Copy nothing but the text: reproduce each line of the listing exactly and leave the pictures out.

[Extracts from a graphics dataset]
§ §

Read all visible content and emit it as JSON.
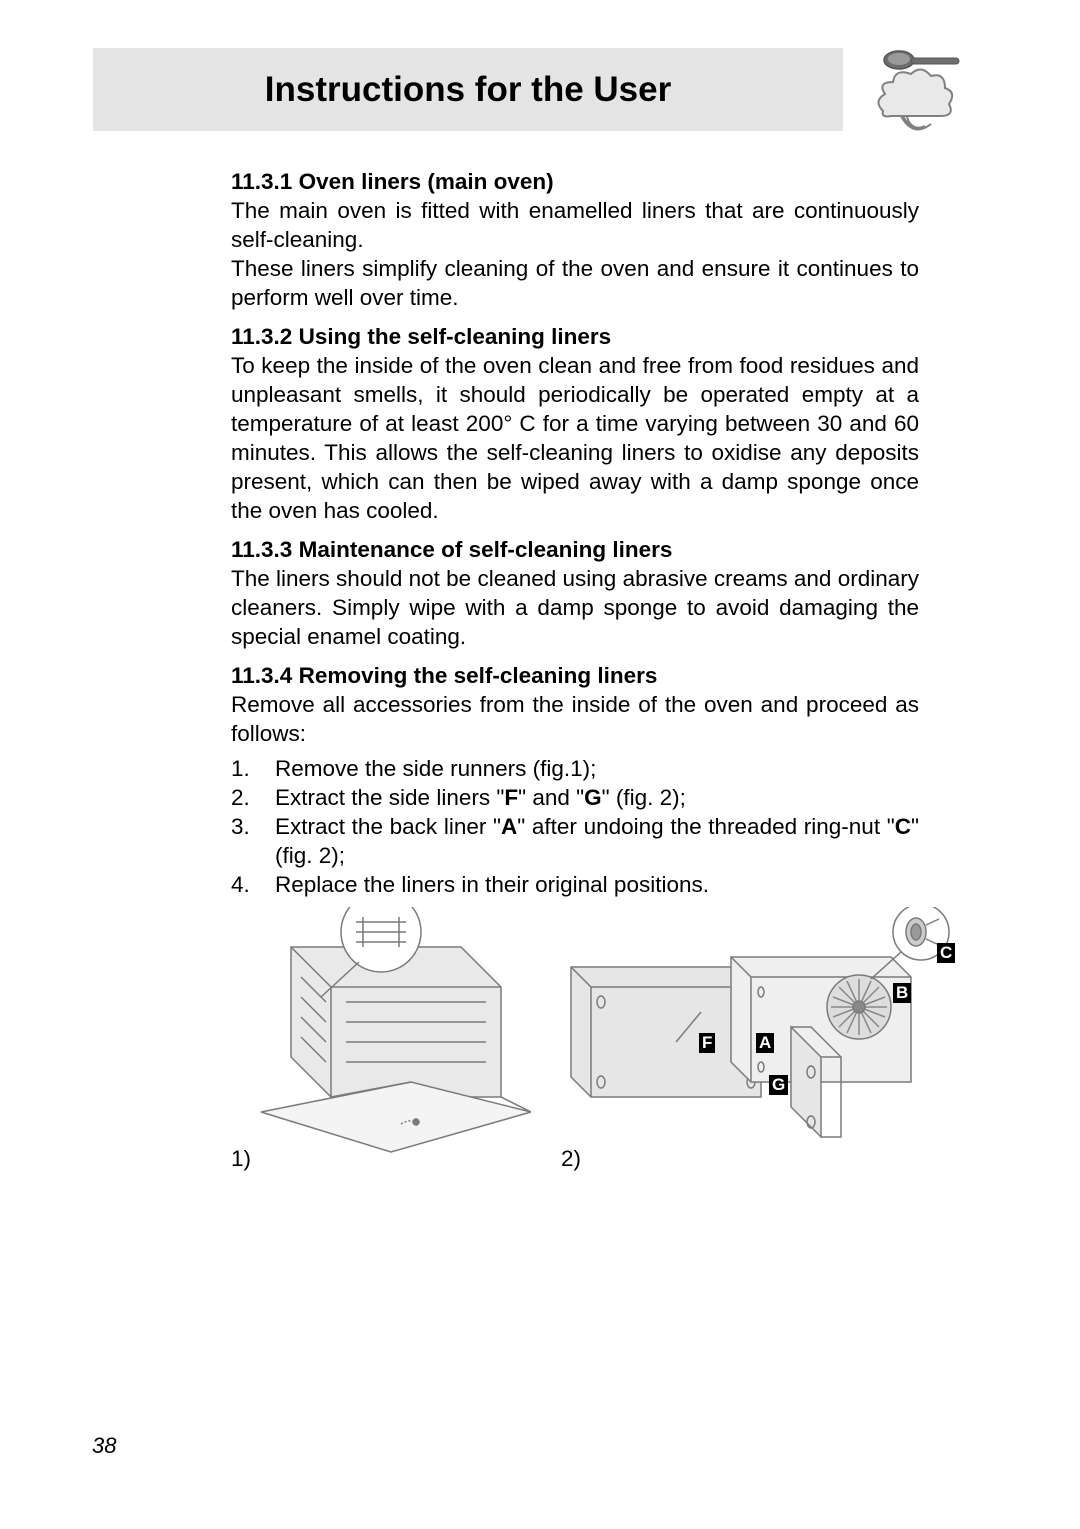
{
  "header": {
    "title": "Instructions for the User",
    "bar_bg": "#e4e4e4",
    "title_fontsize": 35,
    "title_color": "#000000"
  },
  "page_number": "38",
  "typography": {
    "body_fontsize": 22.5,
    "body_color": "#000000",
    "line_height": 1.29
  },
  "sections": [
    {
      "number": "11.3.1",
      "title": "Oven liners (main oven)",
      "paragraphs": [
        "The main oven is fitted with enamelled liners that are continuously self-cleaning.",
        "These liners simplify cleaning of the oven and ensure it continues to perform well over time."
      ]
    },
    {
      "number": "11.3.2",
      "title": "Using the self-cleaning liners",
      "paragraphs": [
        "To keep the inside of the oven clean and free from food residues and unpleasant smells, it should periodically be operated empty at a temperature of at least 200° C for a time varying between 30 and 60 minutes. This allows the self-cleaning liners to oxidise any deposits present, which can then be wiped away with a damp sponge once the oven has cooled."
      ]
    },
    {
      "number": "11.3.3",
      "title": "Maintenance of self-cleaning liners",
      "paragraphs": [
        "The liners should not be cleaned using abrasive creams and ordinary cleaners. Simply wipe with a damp sponge to avoid damaging the special enamel coating."
      ]
    },
    {
      "number": "11.3.4",
      "title": "Removing the self-cleaning liners",
      "paragraphs": [
        "Remove all accessories from the inside of the oven and proceed as follows:"
      ],
      "list": [
        "Remove the side runners (fig.1);",
        "Extract the side liners \"<b>F</b>\" and \"<b>G</b>\" (fig. 2);",
        "Extract the back liner \"<b>A</b>\" after undoing the threaded ring-nut \"<b>C</b>\" (fig. 2);",
        "Replace the liners in their original positions."
      ]
    }
  ],
  "figures": {
    "caption1": "1)",
    "caption2": "2)",
    "labels": {
      "A": "A",
      "B": "B",
      "C": "C",
      "F": "F",
      "G": "G"
    },
    "label_bg": "#000000",
    "label_fg": "#ffffff",
    "diagram_stroke": "#7a7a7a",
    "diagram_fill_light": "#d8d8d8",
    "diagram_fill_mid": "#bfbfbf"
  }
}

§ §

→ Task response:
Read all visible content and emit it as JSON.
{
  "header": {
    "title": "Instructions for the User",
    "bar_bg": "#e4e4e4",
    "title_fontsize": 35,
    "title_color": "#000000"
  },
  "page_number": "38",
  "typography": {
    "body_fontsize": 22.5,
    "body_color": "#000000",
    "line_height": 1.29
  },
  "sections": [
    {
      "number": "11.3.1",
      "title": "Oven liners (main oven)",
      "paragraphs": [
        "The main oven is fitted with enamelled liners that are continuously self-cleaning.",
        "These liners simplify cleaning of the oven and ensure it continues to perform well over time."
      ]
    },
    {
      "number": "11.3.2",
      "title": "Using the self-cleaning liners",
      "paragraphs": [
        "To keep the inside of the oven clean and free from food residues and unpleasant smells, it should periodically be operated empty at a temperature of at least 200° C for a time varying between 30 and 60 minutes. This allows the self-cleaning liners to oxidise any deposits present, which can then be wiped away with a damp sponge once the oven has cooled."
      ]
    },
    {
      "number": "11.3.3",
      "title": "Maintenance of self-cleaning liners",
      "paragraphs": [
        "The liners should not be cleaned using abrasive creams and ordinary cleaners. Simply wipe with a damp sponge to avoid damaging the special enamel coating."
      ]
    },
    {
      "number": "11.3.4",
      "title": "Removing the self-cleaning liners",
      "paragraphs": [
        "Remove all accessories from the inside of the oven and proceed as follows:"
      ],
      "list": [
        "Remove the side runners (fig.1);",
        "Extract the side liners \"<b>F</b>\" and \"<b>G</b>\" (fig. 2);",
        "Extract the back liner \"<b>A</b>\" after undoing the threaded ring-nut \"<b>C</b>\" (fig. 2);",
        "Replace the liners in their original positions."
      ]
    }
  ],
  "figures": {
    "caption1": "1)",
    "caption2": "2)",
    "labels": {
      "A": "A",
      "B": "B",
      "C": "C",
      "F": "F",
      "G": "G"
    },
    "label_bg": "#000000",
    "label_fg": "#ffffff",
    "diagram_stroke": "#7a7a7a",
    "diagram_fill_light": "#d8d8d8",
    "diagram_fill_mid": "#bfbfbf"
  }
}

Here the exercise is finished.